*What is required*.
Count every line that holds the string "Rate", and report the number alone.

## START

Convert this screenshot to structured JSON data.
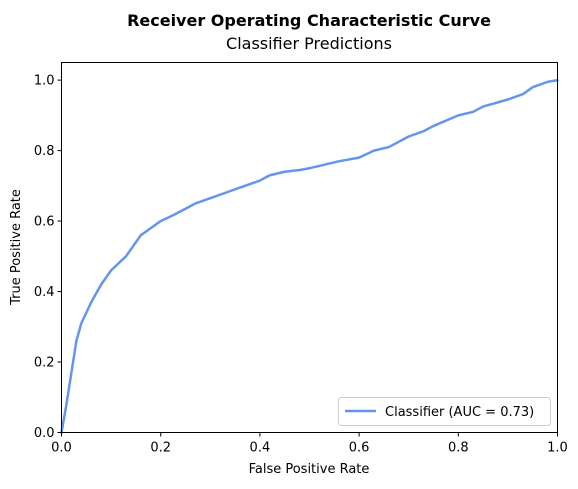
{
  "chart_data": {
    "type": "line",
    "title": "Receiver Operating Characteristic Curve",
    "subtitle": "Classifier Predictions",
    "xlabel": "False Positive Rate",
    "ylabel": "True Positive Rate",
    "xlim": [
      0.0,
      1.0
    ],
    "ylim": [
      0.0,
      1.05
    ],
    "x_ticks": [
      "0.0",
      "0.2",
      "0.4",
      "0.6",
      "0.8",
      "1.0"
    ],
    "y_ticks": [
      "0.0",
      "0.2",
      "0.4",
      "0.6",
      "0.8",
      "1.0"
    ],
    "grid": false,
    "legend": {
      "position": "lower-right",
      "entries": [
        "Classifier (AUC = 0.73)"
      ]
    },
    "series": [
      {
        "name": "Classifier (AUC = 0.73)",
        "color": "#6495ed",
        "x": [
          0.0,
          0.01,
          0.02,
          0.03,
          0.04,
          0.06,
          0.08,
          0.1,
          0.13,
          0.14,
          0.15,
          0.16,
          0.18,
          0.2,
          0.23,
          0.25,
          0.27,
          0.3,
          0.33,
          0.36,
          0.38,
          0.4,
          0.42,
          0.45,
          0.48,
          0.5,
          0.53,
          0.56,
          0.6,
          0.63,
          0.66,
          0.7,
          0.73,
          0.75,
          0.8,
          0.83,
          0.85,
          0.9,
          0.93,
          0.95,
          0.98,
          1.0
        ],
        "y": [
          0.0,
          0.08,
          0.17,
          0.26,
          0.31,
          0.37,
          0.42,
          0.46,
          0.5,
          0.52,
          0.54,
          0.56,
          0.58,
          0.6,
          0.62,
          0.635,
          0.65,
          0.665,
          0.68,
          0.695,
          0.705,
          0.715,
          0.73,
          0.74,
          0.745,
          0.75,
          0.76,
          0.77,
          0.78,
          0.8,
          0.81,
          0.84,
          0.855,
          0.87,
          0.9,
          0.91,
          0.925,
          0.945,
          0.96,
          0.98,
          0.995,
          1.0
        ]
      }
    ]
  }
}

## END

*Result below*.
2